* Task goal
Copy out the data below as written; omit any images.

────────────────────

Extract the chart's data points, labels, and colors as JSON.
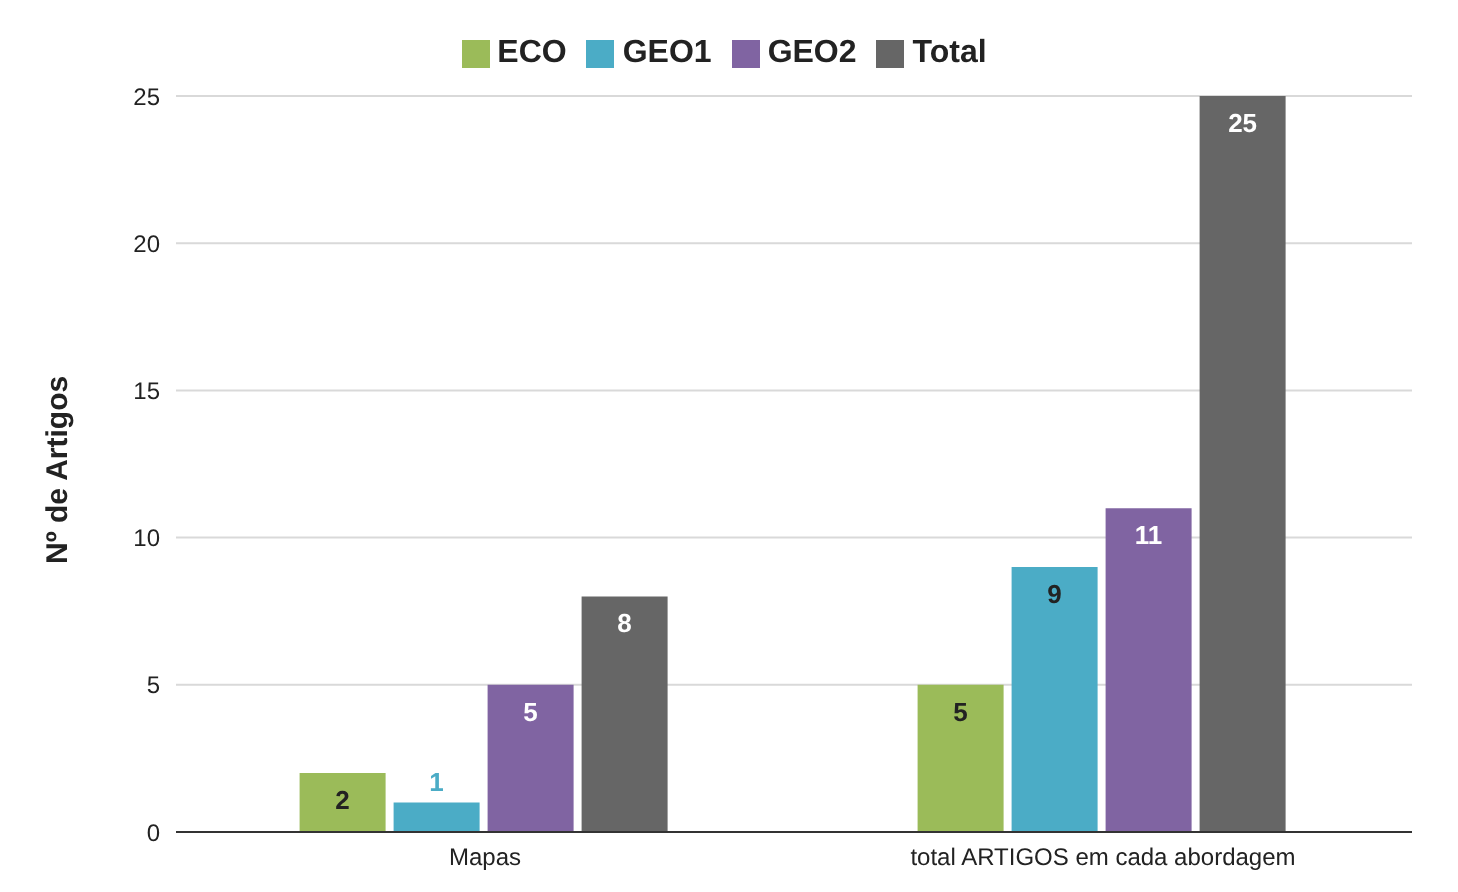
{
  "chart_data": {
    "type": "bar",
    "categories": [
      "Mapas",
      "total ARTIGOS em cada abordagem"
    ],
    "series": [
      {
        "name": "ECO",
        "color": "#9bbb59",
        "values": [
          2,
          5
        ]
      },
      {
        "name": "GEO1",
        "color": "#4bacc6",
        "values": [
          1,
          9
        ]
      },
      {
        "name": "GEO2",
        "color": "#8064a2",
        "values": [
          5,
          11
        ]
      },
      {
        "name": "Total",
        "color": "#666666",
        "values": [
          8,
          25
        ]
      }
    ],
    "ylabel": "Nº de Artigos",
    "ylim": [
      0,
      25
    ],
    "yticks": [
      0,
      5,
      10,
      15,
      20,
      25
    ],
    "grid": "y",
    "legend": "top",
    "data_labels": true
  }
}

────────────────────

* Written answer
Extract the chart's data points, labels, and colors as JSON.
{
  "chart_data": {
    "type": "bar",
    "categories": [
      "Mapas",
      "total ARTIGOS em cada abordagem"
    ],
    "series": [
      {
        "name": "ECO",
        "color": "#9bbb59",
        "values": [
          2,
          5
        ]
      },
      {
        "name": "GEO1",
        "color": "#4bacc6",
        "values": [
          1,
          9
        ]
      },
      {
        "name": "GEO2",
        "color": "#8064a2",
        "values": [
          5,
          11
        ]
      },
      {
        "name": "Total",
        "color": "#666666",
        "values": [
          8,
          25
        ]
      }
    ],
    "ylabel": "Nº de Artigos",
    "ylim": [
      0,
      25
    ],
    "yticks": [
      0,
      5,
      10,
      15,
      20,
      25
    ],
    "grid": "y",
    "legend": "top",
    "data_labels": true
  }
}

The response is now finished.